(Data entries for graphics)
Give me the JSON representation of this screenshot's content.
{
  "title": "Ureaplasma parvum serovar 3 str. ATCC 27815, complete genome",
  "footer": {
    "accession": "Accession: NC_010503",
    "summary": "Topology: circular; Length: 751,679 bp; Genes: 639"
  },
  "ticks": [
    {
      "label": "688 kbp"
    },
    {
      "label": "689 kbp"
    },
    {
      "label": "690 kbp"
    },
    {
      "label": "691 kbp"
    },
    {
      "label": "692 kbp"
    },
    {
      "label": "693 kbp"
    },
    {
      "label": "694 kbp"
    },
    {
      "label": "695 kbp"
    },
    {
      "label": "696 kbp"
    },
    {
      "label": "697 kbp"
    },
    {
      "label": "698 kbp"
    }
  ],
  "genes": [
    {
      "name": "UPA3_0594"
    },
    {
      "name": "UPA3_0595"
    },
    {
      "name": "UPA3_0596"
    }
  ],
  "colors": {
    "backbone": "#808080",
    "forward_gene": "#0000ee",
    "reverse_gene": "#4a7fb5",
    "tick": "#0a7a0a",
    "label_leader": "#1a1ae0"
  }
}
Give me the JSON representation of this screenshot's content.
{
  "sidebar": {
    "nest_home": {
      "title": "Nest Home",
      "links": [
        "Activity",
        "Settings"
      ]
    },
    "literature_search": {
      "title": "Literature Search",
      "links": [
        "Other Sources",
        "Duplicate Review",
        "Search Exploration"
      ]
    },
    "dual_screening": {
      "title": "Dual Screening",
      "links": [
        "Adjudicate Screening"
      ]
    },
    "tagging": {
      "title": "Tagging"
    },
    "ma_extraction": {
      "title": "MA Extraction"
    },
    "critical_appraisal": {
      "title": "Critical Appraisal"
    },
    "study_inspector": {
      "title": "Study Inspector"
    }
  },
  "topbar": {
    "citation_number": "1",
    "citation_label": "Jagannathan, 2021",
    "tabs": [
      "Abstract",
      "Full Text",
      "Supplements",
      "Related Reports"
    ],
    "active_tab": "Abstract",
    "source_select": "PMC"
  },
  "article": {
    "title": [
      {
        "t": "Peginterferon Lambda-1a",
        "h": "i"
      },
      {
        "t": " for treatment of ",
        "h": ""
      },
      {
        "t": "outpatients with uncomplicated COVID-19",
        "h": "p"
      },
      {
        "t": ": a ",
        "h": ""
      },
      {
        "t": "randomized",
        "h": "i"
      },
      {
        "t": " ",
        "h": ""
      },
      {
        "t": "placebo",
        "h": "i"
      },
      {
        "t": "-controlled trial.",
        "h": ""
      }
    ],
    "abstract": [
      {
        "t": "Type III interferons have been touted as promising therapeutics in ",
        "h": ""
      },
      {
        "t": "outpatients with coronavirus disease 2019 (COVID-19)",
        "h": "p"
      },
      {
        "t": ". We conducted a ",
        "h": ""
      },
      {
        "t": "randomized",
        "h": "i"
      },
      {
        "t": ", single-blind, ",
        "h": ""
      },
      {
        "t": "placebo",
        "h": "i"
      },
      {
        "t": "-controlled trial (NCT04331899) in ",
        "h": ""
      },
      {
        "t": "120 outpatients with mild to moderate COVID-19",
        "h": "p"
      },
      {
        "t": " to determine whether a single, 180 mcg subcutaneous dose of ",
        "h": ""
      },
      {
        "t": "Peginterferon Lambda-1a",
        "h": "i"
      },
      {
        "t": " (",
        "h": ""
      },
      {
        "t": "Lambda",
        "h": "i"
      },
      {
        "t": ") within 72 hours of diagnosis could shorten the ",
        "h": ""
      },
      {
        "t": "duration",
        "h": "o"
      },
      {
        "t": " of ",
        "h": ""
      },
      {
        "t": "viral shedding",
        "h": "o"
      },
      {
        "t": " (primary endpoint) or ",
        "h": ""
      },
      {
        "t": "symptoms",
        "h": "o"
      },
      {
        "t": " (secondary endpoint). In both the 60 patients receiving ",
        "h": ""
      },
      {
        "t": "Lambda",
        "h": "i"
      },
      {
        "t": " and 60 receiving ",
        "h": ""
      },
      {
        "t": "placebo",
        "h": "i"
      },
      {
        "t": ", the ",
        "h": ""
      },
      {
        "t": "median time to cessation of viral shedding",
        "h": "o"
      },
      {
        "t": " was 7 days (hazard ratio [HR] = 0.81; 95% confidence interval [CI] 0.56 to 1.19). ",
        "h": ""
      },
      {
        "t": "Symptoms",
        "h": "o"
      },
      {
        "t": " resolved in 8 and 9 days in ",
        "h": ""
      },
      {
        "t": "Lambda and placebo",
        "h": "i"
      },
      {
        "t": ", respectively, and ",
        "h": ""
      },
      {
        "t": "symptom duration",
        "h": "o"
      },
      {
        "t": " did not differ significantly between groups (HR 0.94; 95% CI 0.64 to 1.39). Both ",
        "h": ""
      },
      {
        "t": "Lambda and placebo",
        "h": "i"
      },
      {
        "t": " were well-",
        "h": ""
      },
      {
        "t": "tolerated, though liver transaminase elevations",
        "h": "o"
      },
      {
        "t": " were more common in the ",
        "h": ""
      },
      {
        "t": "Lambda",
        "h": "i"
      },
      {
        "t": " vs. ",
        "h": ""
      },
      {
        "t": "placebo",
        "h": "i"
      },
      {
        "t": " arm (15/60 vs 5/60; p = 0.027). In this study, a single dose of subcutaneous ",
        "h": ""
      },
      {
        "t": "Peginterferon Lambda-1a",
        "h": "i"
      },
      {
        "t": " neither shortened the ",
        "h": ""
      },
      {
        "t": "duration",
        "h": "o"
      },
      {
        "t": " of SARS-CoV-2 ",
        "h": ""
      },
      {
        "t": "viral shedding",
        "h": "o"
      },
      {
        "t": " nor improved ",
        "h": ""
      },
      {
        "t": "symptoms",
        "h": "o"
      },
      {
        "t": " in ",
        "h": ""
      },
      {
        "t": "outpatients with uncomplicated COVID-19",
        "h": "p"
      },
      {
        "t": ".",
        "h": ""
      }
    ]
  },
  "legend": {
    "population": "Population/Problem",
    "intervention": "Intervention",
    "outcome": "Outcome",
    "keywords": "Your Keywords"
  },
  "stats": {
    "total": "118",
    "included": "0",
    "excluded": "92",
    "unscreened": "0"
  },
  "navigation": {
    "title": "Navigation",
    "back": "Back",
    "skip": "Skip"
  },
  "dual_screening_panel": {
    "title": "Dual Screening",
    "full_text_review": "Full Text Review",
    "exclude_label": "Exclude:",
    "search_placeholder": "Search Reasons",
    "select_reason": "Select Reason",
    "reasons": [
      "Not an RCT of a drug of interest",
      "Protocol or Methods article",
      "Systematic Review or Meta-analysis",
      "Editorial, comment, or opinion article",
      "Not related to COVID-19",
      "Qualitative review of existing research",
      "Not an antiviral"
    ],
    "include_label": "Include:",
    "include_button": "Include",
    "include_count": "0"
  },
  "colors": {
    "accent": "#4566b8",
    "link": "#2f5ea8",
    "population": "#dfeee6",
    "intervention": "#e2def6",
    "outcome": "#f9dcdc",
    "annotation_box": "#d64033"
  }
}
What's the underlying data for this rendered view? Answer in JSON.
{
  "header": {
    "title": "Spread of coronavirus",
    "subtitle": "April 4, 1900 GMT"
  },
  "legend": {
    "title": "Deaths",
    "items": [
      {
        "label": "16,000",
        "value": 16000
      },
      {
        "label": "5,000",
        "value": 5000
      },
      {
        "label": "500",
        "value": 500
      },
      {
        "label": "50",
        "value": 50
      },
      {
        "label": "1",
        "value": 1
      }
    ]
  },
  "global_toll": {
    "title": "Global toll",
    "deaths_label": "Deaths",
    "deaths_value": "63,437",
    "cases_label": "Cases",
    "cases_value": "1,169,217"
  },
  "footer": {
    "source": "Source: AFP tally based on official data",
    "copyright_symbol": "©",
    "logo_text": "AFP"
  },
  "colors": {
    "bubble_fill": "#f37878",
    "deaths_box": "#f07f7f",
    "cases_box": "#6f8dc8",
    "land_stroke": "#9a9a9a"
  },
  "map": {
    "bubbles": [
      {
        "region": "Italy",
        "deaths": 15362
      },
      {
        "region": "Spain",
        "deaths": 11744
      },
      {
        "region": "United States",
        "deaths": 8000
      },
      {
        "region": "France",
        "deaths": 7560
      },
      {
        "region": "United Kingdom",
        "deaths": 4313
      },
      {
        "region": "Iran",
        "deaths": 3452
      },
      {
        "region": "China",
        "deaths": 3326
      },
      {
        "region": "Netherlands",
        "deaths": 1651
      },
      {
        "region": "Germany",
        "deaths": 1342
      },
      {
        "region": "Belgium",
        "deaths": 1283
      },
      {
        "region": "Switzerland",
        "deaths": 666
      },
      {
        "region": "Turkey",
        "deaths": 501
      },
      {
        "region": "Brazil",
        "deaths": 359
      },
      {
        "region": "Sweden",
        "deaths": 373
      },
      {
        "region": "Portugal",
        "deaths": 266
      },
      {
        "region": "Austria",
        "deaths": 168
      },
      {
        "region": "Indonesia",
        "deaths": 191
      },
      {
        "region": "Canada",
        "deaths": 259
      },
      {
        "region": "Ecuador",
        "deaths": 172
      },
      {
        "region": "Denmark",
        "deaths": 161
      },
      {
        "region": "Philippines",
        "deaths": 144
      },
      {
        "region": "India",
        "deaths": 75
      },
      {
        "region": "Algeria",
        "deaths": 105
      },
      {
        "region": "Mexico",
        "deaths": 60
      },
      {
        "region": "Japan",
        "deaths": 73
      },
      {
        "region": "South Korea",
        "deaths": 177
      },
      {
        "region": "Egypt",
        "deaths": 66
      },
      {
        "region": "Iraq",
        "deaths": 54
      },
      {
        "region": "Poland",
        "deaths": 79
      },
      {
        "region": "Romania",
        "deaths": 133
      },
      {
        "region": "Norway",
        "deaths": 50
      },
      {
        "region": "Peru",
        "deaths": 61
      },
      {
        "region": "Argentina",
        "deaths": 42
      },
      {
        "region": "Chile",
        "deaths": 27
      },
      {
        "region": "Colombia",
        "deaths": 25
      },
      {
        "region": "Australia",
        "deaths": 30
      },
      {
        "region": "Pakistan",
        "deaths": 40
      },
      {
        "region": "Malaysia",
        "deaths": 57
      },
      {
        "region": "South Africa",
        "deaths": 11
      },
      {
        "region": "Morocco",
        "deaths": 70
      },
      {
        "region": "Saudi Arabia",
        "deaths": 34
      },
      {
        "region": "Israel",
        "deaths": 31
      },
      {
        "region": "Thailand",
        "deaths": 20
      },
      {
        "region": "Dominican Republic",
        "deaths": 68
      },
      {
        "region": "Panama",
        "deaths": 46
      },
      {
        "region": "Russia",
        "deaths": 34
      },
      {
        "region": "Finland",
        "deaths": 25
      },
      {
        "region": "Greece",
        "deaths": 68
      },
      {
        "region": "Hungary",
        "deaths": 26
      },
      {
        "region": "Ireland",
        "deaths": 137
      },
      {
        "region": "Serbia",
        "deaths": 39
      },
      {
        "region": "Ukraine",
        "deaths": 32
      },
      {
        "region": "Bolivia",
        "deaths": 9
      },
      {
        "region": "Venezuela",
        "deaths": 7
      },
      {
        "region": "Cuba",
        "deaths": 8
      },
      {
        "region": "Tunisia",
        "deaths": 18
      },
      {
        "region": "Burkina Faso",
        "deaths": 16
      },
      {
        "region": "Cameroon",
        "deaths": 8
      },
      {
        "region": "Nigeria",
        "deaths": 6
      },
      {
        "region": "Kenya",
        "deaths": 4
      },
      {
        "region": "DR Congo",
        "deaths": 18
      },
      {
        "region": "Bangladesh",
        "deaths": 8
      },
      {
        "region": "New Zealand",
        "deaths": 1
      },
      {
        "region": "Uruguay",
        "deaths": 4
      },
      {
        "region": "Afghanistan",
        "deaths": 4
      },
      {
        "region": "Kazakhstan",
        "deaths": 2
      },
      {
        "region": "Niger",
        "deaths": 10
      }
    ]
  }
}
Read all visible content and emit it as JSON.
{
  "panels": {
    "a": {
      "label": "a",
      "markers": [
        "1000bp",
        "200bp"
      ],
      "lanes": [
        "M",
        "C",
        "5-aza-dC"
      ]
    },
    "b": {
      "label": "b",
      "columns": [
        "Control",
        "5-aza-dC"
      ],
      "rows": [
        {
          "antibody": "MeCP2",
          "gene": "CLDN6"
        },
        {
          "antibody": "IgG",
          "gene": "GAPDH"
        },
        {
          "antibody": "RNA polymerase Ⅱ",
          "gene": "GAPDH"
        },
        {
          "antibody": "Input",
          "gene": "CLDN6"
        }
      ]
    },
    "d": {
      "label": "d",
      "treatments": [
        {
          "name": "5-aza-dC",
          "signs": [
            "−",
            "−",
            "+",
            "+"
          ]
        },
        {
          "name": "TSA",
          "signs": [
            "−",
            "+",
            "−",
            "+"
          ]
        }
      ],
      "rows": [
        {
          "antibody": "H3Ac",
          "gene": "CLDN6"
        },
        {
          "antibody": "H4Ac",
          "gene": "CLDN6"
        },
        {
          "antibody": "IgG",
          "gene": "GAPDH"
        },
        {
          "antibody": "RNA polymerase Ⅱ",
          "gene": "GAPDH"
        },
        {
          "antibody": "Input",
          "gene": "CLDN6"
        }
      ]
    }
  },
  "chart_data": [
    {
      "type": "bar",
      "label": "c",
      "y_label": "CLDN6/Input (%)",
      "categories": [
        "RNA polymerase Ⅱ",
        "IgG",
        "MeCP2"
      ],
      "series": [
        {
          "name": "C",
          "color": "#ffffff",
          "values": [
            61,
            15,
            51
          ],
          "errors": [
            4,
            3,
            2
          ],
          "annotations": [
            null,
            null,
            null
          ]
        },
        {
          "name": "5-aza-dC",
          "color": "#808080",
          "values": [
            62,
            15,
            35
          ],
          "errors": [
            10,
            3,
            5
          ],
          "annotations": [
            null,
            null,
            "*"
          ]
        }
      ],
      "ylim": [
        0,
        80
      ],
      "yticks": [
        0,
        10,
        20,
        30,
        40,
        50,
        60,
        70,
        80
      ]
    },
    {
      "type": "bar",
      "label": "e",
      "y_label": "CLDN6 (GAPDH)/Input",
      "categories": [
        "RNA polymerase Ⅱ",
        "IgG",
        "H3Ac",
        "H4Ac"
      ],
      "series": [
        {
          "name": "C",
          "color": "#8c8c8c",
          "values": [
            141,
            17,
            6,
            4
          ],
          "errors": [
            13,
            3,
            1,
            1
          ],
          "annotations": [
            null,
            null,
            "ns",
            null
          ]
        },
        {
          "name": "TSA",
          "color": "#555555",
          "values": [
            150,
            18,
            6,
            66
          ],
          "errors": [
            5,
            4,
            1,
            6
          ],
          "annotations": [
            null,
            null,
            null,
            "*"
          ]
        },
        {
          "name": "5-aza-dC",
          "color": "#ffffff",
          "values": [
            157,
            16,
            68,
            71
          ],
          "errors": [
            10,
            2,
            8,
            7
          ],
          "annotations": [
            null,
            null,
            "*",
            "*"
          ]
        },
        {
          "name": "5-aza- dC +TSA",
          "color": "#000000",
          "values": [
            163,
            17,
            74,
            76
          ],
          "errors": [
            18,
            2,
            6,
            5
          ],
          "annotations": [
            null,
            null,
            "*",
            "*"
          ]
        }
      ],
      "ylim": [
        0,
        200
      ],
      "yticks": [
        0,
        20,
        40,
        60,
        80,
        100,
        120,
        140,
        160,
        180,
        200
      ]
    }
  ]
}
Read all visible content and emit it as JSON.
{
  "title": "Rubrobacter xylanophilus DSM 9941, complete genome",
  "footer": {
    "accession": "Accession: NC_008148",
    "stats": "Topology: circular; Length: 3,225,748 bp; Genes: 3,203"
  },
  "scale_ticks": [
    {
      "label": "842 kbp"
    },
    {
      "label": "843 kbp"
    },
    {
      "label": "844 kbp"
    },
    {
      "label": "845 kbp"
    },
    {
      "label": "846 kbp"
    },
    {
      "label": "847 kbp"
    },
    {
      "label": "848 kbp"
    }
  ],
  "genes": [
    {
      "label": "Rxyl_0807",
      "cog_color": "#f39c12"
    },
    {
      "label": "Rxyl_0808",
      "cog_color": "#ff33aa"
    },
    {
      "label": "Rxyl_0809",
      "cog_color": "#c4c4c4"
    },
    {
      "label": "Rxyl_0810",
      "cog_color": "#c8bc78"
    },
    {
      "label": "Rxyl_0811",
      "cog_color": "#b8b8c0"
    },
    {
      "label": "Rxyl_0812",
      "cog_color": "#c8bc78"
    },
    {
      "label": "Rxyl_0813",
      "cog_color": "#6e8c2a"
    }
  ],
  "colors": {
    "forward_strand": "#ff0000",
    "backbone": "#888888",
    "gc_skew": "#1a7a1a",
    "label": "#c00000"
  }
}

** YOUR TASK **
Each line above that contains the string "complete" counts once; give the number of such lines and nothing more.

** ANSWER BELOW **
2